• [Entries provided]

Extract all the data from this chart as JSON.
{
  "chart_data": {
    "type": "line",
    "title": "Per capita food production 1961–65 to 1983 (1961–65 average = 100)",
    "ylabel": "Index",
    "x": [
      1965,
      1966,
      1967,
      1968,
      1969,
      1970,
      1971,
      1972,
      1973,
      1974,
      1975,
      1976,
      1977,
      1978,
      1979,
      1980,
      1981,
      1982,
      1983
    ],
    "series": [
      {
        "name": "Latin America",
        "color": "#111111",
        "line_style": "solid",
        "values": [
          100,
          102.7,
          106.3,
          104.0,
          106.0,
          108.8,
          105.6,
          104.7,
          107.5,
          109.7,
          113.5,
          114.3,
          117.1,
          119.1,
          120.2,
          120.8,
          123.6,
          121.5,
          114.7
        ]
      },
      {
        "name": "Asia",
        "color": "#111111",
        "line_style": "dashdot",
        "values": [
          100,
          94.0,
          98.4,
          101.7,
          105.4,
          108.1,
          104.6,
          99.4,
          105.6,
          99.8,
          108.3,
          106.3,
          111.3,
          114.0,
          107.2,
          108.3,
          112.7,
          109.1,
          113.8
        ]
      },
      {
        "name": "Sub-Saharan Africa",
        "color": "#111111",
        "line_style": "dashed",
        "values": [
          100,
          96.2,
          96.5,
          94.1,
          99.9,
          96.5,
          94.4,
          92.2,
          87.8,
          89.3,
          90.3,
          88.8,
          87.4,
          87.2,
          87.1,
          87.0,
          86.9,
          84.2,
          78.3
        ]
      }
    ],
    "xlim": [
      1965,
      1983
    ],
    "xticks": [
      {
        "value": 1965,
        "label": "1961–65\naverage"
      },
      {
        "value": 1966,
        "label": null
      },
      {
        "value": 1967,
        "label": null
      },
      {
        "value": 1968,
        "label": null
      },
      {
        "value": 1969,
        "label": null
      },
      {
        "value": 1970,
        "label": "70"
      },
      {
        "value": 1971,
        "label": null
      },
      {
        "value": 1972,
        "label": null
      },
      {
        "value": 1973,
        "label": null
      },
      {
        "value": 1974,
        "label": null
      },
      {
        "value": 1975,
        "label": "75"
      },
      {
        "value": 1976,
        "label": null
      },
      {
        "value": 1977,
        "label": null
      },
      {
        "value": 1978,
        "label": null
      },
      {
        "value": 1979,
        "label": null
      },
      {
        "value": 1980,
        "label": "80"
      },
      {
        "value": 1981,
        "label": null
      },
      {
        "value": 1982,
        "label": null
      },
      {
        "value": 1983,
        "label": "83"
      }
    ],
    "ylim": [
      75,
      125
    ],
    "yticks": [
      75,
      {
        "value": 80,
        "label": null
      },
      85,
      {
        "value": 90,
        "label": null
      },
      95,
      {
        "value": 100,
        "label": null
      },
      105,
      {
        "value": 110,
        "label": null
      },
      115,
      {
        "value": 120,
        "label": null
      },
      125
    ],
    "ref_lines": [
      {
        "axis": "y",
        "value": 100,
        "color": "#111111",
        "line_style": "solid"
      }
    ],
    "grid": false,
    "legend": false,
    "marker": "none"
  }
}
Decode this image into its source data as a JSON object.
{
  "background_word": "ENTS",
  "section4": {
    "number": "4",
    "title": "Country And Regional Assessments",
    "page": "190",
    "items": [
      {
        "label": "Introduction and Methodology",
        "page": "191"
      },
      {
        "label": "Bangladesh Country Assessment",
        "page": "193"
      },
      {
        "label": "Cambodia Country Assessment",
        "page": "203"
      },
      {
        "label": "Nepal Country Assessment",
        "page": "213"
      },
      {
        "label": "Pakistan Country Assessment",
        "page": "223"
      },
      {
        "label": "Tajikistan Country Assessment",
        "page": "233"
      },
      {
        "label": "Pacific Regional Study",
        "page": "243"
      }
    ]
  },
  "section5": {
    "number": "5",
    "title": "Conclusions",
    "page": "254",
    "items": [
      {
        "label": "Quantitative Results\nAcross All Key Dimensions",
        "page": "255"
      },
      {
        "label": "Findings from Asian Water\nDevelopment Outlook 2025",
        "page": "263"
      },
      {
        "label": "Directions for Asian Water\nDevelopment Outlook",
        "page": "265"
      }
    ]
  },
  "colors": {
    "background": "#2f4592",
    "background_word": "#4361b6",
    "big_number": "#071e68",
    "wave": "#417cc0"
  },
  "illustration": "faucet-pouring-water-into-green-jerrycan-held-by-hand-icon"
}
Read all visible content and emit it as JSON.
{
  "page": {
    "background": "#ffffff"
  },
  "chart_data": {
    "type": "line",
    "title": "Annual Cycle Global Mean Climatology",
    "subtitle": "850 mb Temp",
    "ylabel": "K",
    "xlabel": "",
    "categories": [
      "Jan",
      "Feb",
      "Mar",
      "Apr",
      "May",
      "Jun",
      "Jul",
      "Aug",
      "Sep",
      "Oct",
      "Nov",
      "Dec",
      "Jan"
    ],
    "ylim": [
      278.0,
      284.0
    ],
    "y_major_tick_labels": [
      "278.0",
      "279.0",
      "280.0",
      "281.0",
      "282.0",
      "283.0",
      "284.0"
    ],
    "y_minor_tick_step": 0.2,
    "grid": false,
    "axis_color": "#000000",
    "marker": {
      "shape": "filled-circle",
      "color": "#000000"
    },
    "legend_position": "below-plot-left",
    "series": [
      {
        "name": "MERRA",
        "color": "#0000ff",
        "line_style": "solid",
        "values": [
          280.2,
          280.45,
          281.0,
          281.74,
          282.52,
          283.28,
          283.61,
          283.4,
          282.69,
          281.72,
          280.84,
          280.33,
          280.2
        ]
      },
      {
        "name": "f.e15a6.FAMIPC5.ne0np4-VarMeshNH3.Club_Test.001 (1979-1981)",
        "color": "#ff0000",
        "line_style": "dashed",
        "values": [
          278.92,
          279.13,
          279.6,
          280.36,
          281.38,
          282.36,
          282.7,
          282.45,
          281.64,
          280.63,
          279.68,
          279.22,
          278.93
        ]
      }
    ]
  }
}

• [Exercise objective] Please set down each line of the records exactly as given.

• [Exercise response]
Extract all the data from this chart as JSON.
{
  "chart_data": {
    "type": "line",
    "title": "Per capita food production 1961–65 to 1983 (1961–65 average = 100)",
    "ylabel": "Index",
    "x": [
      1965,
      1966,
      1967,
      1968,
      1969,
      1970,
      1971,
      1972,
      1973,
      1974,
      1975,
      1976,
      1977,
      1978,
      1979,
      1980,
      1981,
      1982,
      1983
    ],
    "series": [
      {
        "name": "Latin America",
        "color": "#111111",
        "line_style": "solid",
        "values": [
          100,
          102.7,
          106.3,
          104.0,
          106.0,
          108.8,
          105.6,
          104.7,
          107.5,
          109.7,
          113.5,
          114.3,
          117.1,
          119.1,
          120.2,
          120.8,
          123.6,
          121.5,
          114.7
        ]
      },
      {
        "name": "Asia",
        "color": "#111111",
        "line_style": "dashdot",
        "values": [
          100,
          94.0,
          98.4,
          101.7,
          105.4,
          108.1,
          104.6,
          99.4,
          105.6,
          99.8,
          108.3,
          106.3,
          111.3,
          114.0,
          107.2,
          108.3,
          112.7,
          109.1,
          113.8
        ]
      },
      {
        "name": "Sub-Saharan Africa",
        "color": "#111111",
        "line_style": "dashed",
        "values": [
          100,
          96.2,
          96.5,
          94.1,
          99.9,
          96.5,
          94.4,
          92.2,
          87.8,
          89.3,
          90.3,
          88.8,
          87.4,
          87.2,
          87.1,
          87.0,
          86.9,
          84.2,
          78.3
        ]
      }
    ],
    "xlim": [
      1965,
      1983
    ],
    "xticks": [
      {
        "value": 1965,
        "label": "1961–65\naverage"
      },
      {
        "value": 1966,
        "label": null
      },
      {
        "value": 1967,
        "label": null
      },
      {
        "value": 1968,
        "label": null
      },
      {
        "value": 1969,
        "label": null
      },
      {
        "value": 1970,
        "label": "70"
      },
      {
        "value": 1971,
        "label": null
      },
      {
        "value": 1972,
        "label": null
      },
      {
        "value": 1973,
        "label": null
      },
      {
        "value": 1974,
        "label": null
      },
      {
        "value": 1975,
        "label": "75"
      },
      {
        "value": 1976,
        "label": null
      },
      {
        "value": 1977,
        "label": null
      },
      {
        "value": 1978,
        "label": null
      },
      {
        "value": 1979,
        "label": null
      },
      {
        "value": 1980,
        "label": "80"
      },
      {
        "value": 1981,
        "label": null
      },
      {
        "value": 1982,
        "label": null
      },
      {
        "value": 1983,
        "label": "83"
      }
    ],
    "ylim": [
      75,
      125
    ],
    "yticks": [
      75,
      {
        "value": 80,
        "label": null
      },
      85,
      {
        "value": 90,
        "label": null
      },
      95,
      {
        "value": 100,
        "label": null
      },
      105,
      {
        "value": 110,
        "label": null
      },
      115,
      {
        "value": 120,
        "label": null
      },
      125
    ],
    "ref_lines": [
      {
        "axis": "y",
        "value": 100,
        "color": "#111111",
        "line_style": "solid"
      }
    ],
    "grid": false,
    "legend": false,
    "marker": "none"
  }
}
Decode this image into its source data as a JSON object.
{
  "background_word": "ENTS",
  "section4": {
    "number": "4",
    "title": "Country And Regional Assessments",
    "page": "190",
    "items": [
      {
        "label": "Introduction and Methodology",
        "page": "191"
      },
      {
        "label": "Bangladesh Country Assessment",
        "page": "193"
      },
      {
        "label": "Cambodia Country Assessment",
        "page": "203"
      },
      {
        "label": "Nepal Country Assessment",
        "page": "213"
      },
      {
        "label": "Pakistan Country Assessment",
        "page": "223"
      },
      {
        "label": "Tajikistan Country Assessment",
        "page": "233"
      },
      {
        "label": "Pacific Regional Study",
        "page": "243"
      }
    ]
  },
  "section5": {
    "number": "5",
    "title": "Conclusions",
    "page": "254",
    "items": [
      {
        "label": "Quantitative Results\nAcross All Key Dimensions",
        "page": "255"
      },
      {
        "label": "Findings from Asian Water\nDevelopment Outlook 2025",
        "page": "263"
      },
      {
        "label": "Directions for Asian Water\nDevelopment Outlook",
        "page": "265"
      }
    ]
  },
  "colors": {
    "background": "#2f4592",
    "background_word": "#4361b6",
    "big_number": "#071e68",
    "wave": "#417cc0"
  },
  "illustration": "faucet-pouring-water-into-green-jerrycan-held-by-hand-icon"
}
Read all visible content and emit it as JSON.
{
  "page": {
    "background": "#ffffff"
  },
  "chart_data": {
    "type": "line",
    "title": "Annual Cycle Global Mean Climatology",
    "subtitle": "850 mb Temp",
    "ylabel": "K",
    "xlabel": "",
    "categories": [
      "Jan",
      "Feb",
      "Mar",
      "Apr",
      "May",
      "Jun",
      "Jul",
      "Aug",
      "Sep",
      "Oct",
      "Nov",
      "Dec",
      "Jan"
    ],
    "ylim": [
      278.0,
      284.0
    ],
    "y_major_tick_labels": [
      "278.0",
      "279.0",
      "280.0",
      "281.0",
      "282.0",
      "283.0",
      "284.0"
    ],
    "y_minor_tick_step": 0.2,
    "grid": false,
    "axis_color": "#000000",
    "marker": {
      "shape": "filled-circle",
      "color": "#000000"
    },
    "legend_position": "below-plot-left",
    "series": [
      {
        "name": "MERRA",
        "color": "#0000ff",
        "line_style": "solid",
        "values": [
          280.2,
          280.45,
          281.0,
          281.74,
          282.52,
          283.28,
          283.61,
          283.4,
          282.69,
          281.72,
          280.84,
          280.33,
          280.2
        ]
      },
      {
        "name": "f.e15a6.FAMIPC5.ne0np4-VarMeshNH3.Club_Test.001 (1979-1981)",
        "color": "#ff0000",
        "line_style": "dashed",
        "values": [
          278.92,
          279.13,
          279.6,
          280.36,
          281.38,
          282.36,
          282.7,
          282.45,
          281.64,
          280.63,
          279.68,
          279.22,
          278.93
        ]
      }
    ]
  }
}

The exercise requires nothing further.